----- DATA PROVIDED -----
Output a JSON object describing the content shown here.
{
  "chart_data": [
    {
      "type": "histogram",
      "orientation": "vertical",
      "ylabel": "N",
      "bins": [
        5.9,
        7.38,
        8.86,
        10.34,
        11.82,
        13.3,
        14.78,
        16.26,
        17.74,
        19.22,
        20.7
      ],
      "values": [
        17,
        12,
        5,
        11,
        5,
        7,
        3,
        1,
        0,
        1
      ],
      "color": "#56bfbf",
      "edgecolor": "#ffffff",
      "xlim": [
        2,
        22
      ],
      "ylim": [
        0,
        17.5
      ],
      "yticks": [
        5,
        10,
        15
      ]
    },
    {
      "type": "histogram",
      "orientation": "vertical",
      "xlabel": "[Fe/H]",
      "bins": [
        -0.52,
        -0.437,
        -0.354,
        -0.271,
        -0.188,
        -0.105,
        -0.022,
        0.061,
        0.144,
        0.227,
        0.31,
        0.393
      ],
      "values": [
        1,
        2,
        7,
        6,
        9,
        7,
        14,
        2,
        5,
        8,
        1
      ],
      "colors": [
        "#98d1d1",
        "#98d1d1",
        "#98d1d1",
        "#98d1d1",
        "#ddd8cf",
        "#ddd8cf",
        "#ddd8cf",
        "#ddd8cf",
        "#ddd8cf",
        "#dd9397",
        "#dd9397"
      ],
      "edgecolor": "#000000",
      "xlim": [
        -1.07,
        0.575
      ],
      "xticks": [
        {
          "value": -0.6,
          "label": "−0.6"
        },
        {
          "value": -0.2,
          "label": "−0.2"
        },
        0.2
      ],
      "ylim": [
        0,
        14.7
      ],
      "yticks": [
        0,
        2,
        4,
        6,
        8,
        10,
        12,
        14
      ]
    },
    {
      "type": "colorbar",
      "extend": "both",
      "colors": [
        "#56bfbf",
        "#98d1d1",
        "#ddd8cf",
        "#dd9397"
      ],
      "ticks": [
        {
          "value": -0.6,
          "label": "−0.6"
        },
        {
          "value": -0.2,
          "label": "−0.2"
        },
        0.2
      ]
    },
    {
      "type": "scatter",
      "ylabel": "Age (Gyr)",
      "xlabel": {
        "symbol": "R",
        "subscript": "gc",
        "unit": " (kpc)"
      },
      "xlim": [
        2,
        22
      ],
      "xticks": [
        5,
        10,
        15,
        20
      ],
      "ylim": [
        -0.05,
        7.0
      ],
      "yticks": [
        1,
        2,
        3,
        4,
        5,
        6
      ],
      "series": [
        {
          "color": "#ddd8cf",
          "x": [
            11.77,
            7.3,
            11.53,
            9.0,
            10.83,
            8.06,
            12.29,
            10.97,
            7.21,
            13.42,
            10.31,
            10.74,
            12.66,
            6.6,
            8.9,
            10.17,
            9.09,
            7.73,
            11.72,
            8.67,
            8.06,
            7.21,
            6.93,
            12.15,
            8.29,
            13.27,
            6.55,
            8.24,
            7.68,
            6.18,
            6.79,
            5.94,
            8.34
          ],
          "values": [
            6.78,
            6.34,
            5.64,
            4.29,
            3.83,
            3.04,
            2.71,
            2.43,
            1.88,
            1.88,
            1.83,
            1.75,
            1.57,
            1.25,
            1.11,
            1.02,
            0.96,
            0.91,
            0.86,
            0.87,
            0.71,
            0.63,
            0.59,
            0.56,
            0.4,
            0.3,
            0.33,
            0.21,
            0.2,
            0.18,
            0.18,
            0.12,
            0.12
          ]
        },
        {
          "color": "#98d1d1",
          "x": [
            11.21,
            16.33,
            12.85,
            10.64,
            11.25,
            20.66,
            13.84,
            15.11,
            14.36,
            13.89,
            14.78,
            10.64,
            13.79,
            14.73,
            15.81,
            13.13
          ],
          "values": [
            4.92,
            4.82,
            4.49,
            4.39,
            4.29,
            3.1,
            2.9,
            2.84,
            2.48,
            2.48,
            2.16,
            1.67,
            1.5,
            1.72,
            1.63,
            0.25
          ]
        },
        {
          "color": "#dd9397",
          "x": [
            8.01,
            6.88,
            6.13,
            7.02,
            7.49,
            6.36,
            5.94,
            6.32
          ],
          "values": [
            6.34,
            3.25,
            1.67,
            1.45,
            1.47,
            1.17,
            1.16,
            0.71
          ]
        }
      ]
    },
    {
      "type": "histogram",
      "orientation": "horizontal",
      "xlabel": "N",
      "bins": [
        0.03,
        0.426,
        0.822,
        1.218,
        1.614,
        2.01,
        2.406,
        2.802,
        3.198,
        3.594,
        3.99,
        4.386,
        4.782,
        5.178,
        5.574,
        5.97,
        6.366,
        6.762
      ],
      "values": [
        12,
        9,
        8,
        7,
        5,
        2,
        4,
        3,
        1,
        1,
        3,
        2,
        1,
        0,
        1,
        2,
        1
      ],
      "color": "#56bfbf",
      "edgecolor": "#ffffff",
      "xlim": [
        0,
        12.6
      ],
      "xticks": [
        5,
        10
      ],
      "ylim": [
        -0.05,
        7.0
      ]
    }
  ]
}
-----
=== JOB ===
Produce an exact copy of all the records.

=== SOLUTION FOR THIS PROBLEM ===
Output a JSON object describing the content shown here.
{
  "chart_data": [
    {
      "type": "histogram",
      "orientation": "vertical",
      "ylabel": "N",
      "bins": [
        5.9,
        7.38,
        8.86,
        10.34,
        11.82,
        13.3,
        14.78,
        16.26,
        17.74,
        19.22,
        20.7
      ],
      "values": [
        17,
        12,
        5,
        11,
        5,
        7,
        3,
        1,
        0,
        1
      ],
      "color": "#56bfbf",
      "edgecolor": "#ffffff",
      "xlim": [
        2,
        22
      ],
      "ylim": [
        0,
        17.5
      ],
      "yticks": [
        5,
        10,
        15
      ]
    },
    {
      "type": "histogram",
      "orientation": "vertical",
      "xlabel": "[Fe/H]",
      "bins": [
        -0.52,
        -0.437,
        -0.354,
        -0.271,
        -0.188,
        -0.105,
        -0.022,
        0.061,
        0.144,
        0.227,
        0.31,
        0.393
      ],
      "values": [
        1,
        2,
        7,
        6,
        9,
        7,
        14,
        2,
        5,
        8,
        1
      ],
      "colors": [
        "#98d1d1",
        "#98d1d1",
        "#98d1d1",
        "#98d1d1",
        "#ddd8cf",
        "#ddd8cf",
        "#ddd8cf",
        "#ddd8cf",
        "#ddd8cf",
        "#dd9397",
        "#dd9397"
      ],
      "edgecolor": "#000000",
      "xlim": [
        -1.07,
        0.575
      ],
      "xticks": [
        {
          "value": -0.6,
          "label": "−0.6"
        },
        {
          "value": -0.2,
          "label": "−0.2"
        },
        0.2
      ],
      "ylim": [
        0,
        14.7
      ],
      "yticks": [
        0,
        2,
        4,
        6,
        8,
        10,
        12,
        14
      ]
    },
    {
      "type": "colorbar",
      "extend": "both",
      "colors": [
        "#56bfbf",
        "#98d1d1",
        "#ddd8cf",
        "#dd9397"
      ],
      "ticks": [
        {
          "value": -0.6,
          "label": "−0.6"
        },
        {
          "value": -0.2,
          "label": "−0.2"
        },
        0.2
      ]
    },
    {
      "type": "scatter",
      "ylabel": "Age (Gyr)",
      "xlabel": {
        "symbol": "R",
        "subscript": "gc",
        "unit": " (kpc)"
      },
      "xlim": [
        2,
        22
      ],
      "xticks": [
        5,
        10,
        15,
        20
      ],
      "ylim": [
        -0.05,
        7.0
      ],
      "yticks": [
        1,
        2,
        3,
        4,
        5,
        6
      ],
      "series": [
        {
          "color": "#ddd8cf",
          "x": [
            11.77,
            7.3,
            11.53,
            9.0,
            10.83,
            8.06,
            12.29,
            10.97,
            7.21,
            13.42,
            10.31,
            10.74,
            12.66,
            6.6,
            8.9,
            10.17,
            9.09,
            7.73,
            11.72,
            8.67,
            8.06,
            7.21,
            6.93,
            12.15,
            8.29,
            13.27,
            6.55,
            8.24,
            7.68,
            6.18,
            6.79,
            5.94,
            8.34
          ],
          "values": [
            6.78,
            6.34,
            5.64,
            4.29,
            3.83,
            3.04,
            2.71,
            2.43,
            1.88,
            1.88,
            1.83,
            1.75,
            1.57,
            1.25,
            1.11,
            1.02,
            0.96,
            0.91,
            0.86,
            0.87,
            0.71,
            0.63,
            0.59,
            0.56,
            0.4,
            0.3,
            0.33,
            0.21,
            0.2,
            0.18,
            0.18,
            0.12,
            0.12
          ]
        },
        {
          "color": "#98d1d1",
          "x": [
            11.21,
            16.33,
            12.85,
            10.64,
            11.25,
            20.66,
            13.84,
            15.11,
            14.36,
            13.89,
            14.78,
            10.64,
            13.79,
            14.73,
            15.81,
            13.13
          ],
          "values": [
            4.92,
            4.82,
            4.49,
            4.39,
            4.29,
            3.1,
            2.9,
            2.84,
            2.48,
            2.48,
            2.16,
            1.67,
            1.5,
            1.72,
            1.63,
            0.25
          ]
        },
        {
          "color": "#dd9397",
          "x": [
            8.01,
            6.88,
            6.13,
            7.02,
            7.49,
            6.36,
            5.94,
            6.32
          ],
          "values": [
            6.34,
            3.25,
            1.67,
            1.45,
            1.47,
            1.17,
            1.16,
            0.71
          ]
        }
      ]
    },
    {
      "type": "histogram",
      "orientation": "horizontal",
      "xlabel": "N",
      "bins": [
        0.03,
        0.426,
        0.822,
        1.218,
        1.614,
        2.01,
        2.406,
        2.802,
        3.198,
        3.594,
        3.99,
        4.386,
        4.782,
        5.178,
        5.574,
        5.97,
        6.366,
        6.762
      ],
      "values": [
        12,
        9,
        8,
        7,
        5,
        2,
        4,
        3,
        1,
        1,
        3,
        2,
        1,
        0,
        1,
        2,
        1
      ],
      "color": "#56bfbf",
      "edgecolor": "#ffffff",
      "xlim": [
        0,
        12.6
      ],
      "xticks": [
        5,
        10
      ],
      "ylim": [
        -0.05,
        7.0
      ]
    }
  ]
}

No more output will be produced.